--- Task objective ---
Extract the text of each entry below exactly, leaving every image behind.

Items from a figure collection

==============================

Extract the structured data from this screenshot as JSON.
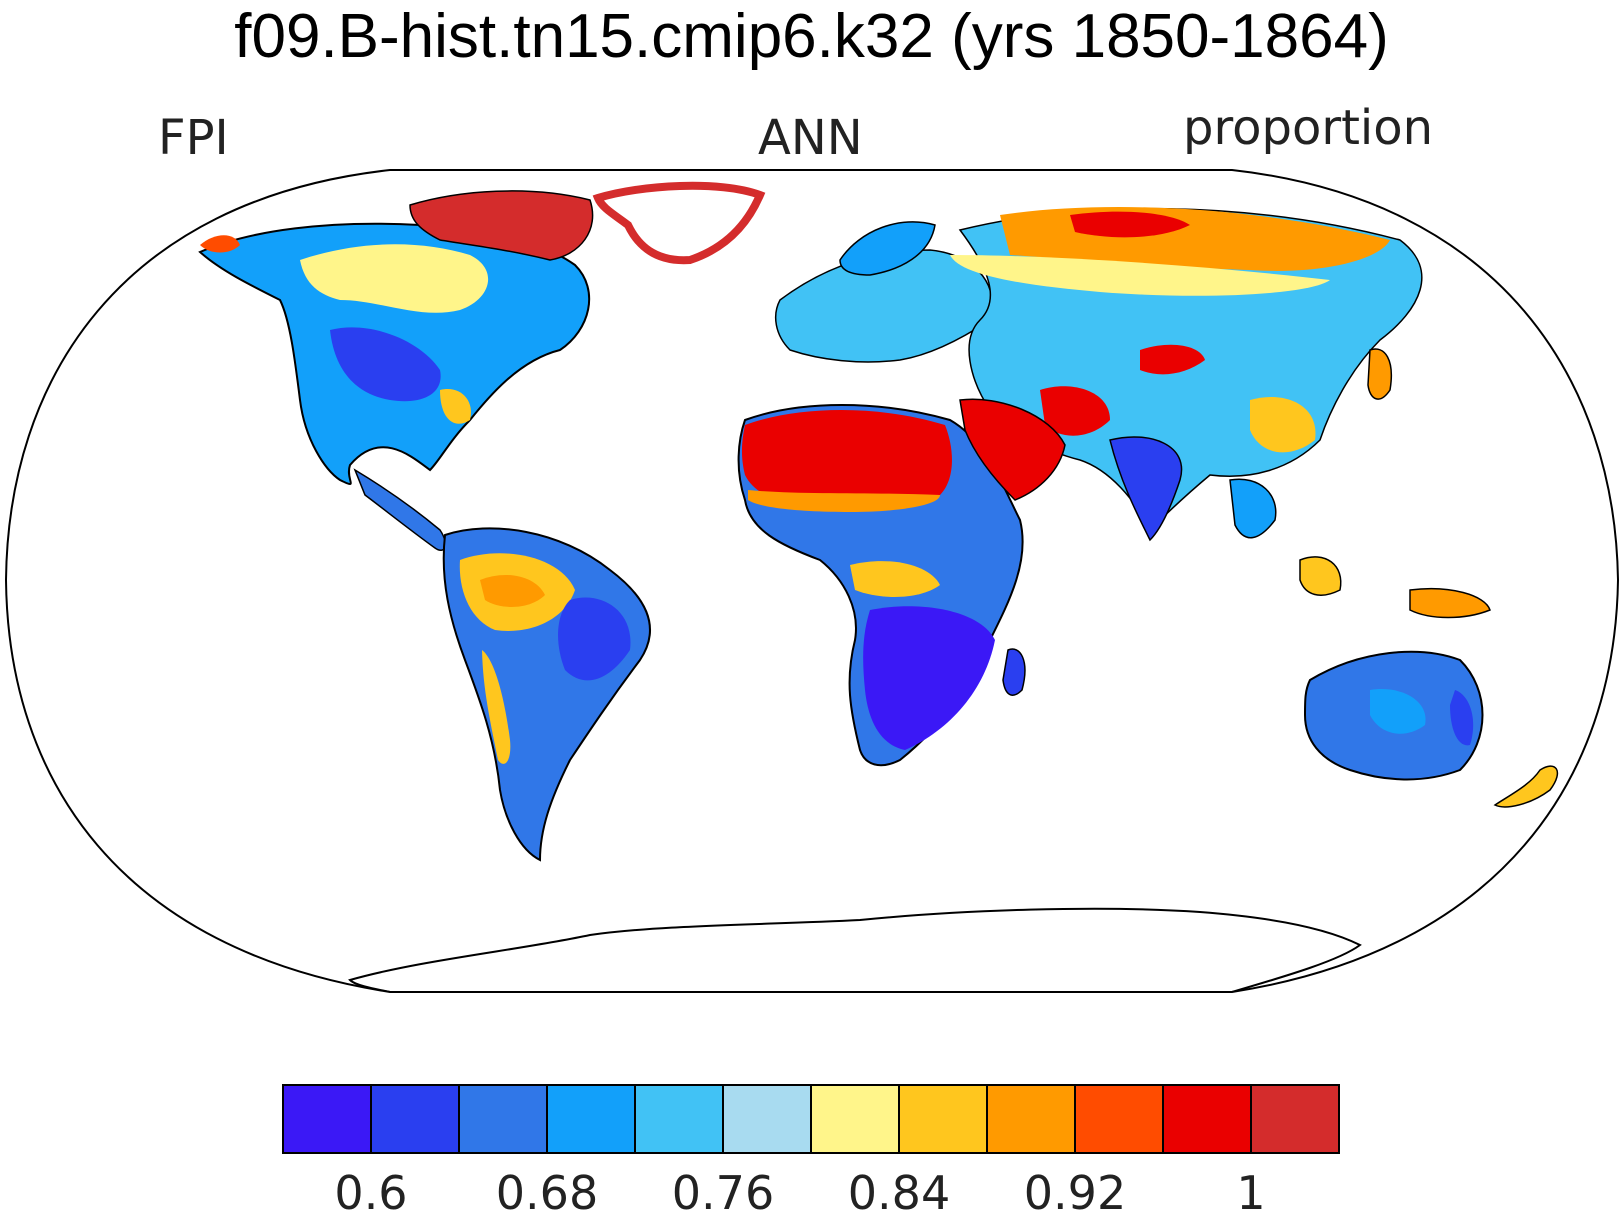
{
  "title": "f09.B-hist.tn15.cmip6.k32 (yrs 1850-1864)",
  "subtitle_left": "FPI",
  "subtitle_center": "ANN",
  "subtitle_right": "proportion",
  "colorbar": {
    "colors": [
      "#3b18f6",
      "#2a3ff0",
      "#3077e8",
      "#12a0fa",
      "#41c2f5",
      "#a8dbf0",
      "#fff58a",
      "#ffc61e",
      "#ff9a00",
      "#ff4c00",
      "#ea0000",
      "#d42c2c"
    ],
    "labels": [
      "0.6",
      "0.68",
      "0.76",
      "0.84",
      "0.92",
      "1"
    ],
    "label_after_box": [
      0,
      2,
      4,
      6,
      8,
      10
    ]
  },
  "regions": [
    {
      "name": "sahara",
      "value": 1.0,
      "color": "#ea0000"
    },
    {
      "name": "arabia",
      "value": 1.0,
      "color": "#ea0000"
    },
    {
      "name": "sahel",
      "value": 0.66,
      "color": "#3077e8"
    },
    {
      "name": "southern-africa",
      "value": 0.58,
      "color": "#3b18f6"
    },
    {
      "name": "amazon",
      "value": 0.86,
      "color": "#ffc61e"
    },
    {
      "name": "eastern-brazil",
      "value": 0.62,
      "color": "#2a3ff0"
    },
    {
      "name": "australia",
      "value": 0.7,
      "color": "#3077e8"
    },
    {
      "name": "north-america",
      "value": 0.72,
      "color": "#12a0fa"
    },
    {
      "name": "siberia",
      "value": 0.92,
      "color": "#ff9a00"
    },
    {
      "name": "greenland-margin",
      "value": 1.02,
      "color": "#d42c2c"
    }
  ]
}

==============================

--- Worked solution ---
Extract the structured data from this screenshot as JSON.
{
  "title": "f09.B-hist.tn15.cmip6.k32 (yrs 1850-1864)",
  "subtitle_left": "FPI",
  "subtitle_center": "ANN",
  "subtitle_right": "proportion",
  "colorbar": {
    "colors": [
      "#3b18f6",
      "#2a3ff0",
      "#3077e8",
      "#12a0fa",
      "#41c2f5",
      "#a8dbf0",
      "#fff58a",
      "#ffc61e",
      "#ff9a00",
      "#ff4c00",
      "#ea0000",
      "#d42c2c"
    ],
    "labels": [
      "0.6",
      "0.68",
      "0.76",
      "0.84",
      "0.92",
      "1"
    ],
    "label_after_box": [
      0,
      2,
      4,
      6,
      8,
      10
    ]
  },
  "regions": [
    {
      "name": "sahara",
      "value": 1.0,
      "color": "#ea0000"
    },
    {
      "name": "arabia",
      "value": 1.0,
      "color": "#ea0000"
    },
    {
      "name": "sahel",
      "value": 0.66,
      "color": "#3077e8"
    },
    {
      "name": "southern-africa",
      "value": 0.58,
      "color": "#3b18f6"
    },
    {
      "name": "amazon",
      "value": 0.86,
      "color": "#ffc61e"
    },
    {
      "name": "eastern-brazil",
      "value": 0.62,
      "color": "#2a3ff0"
    },
    {
      "name": "australia",
      "value": 0.7,
      "color": "#3077e8"
    },
    {
      "name": "north-america",
      "value": 0.72,
      "color": "#12a0fa"
    },
    {
      "name": "siberia",
      "value": 0.92,
      "color": "#ff9a00"
    },
    {
      "name": "greenland-margin",
      "value": 1.02,
      "color": "#d42c2c"
    }
  ]
}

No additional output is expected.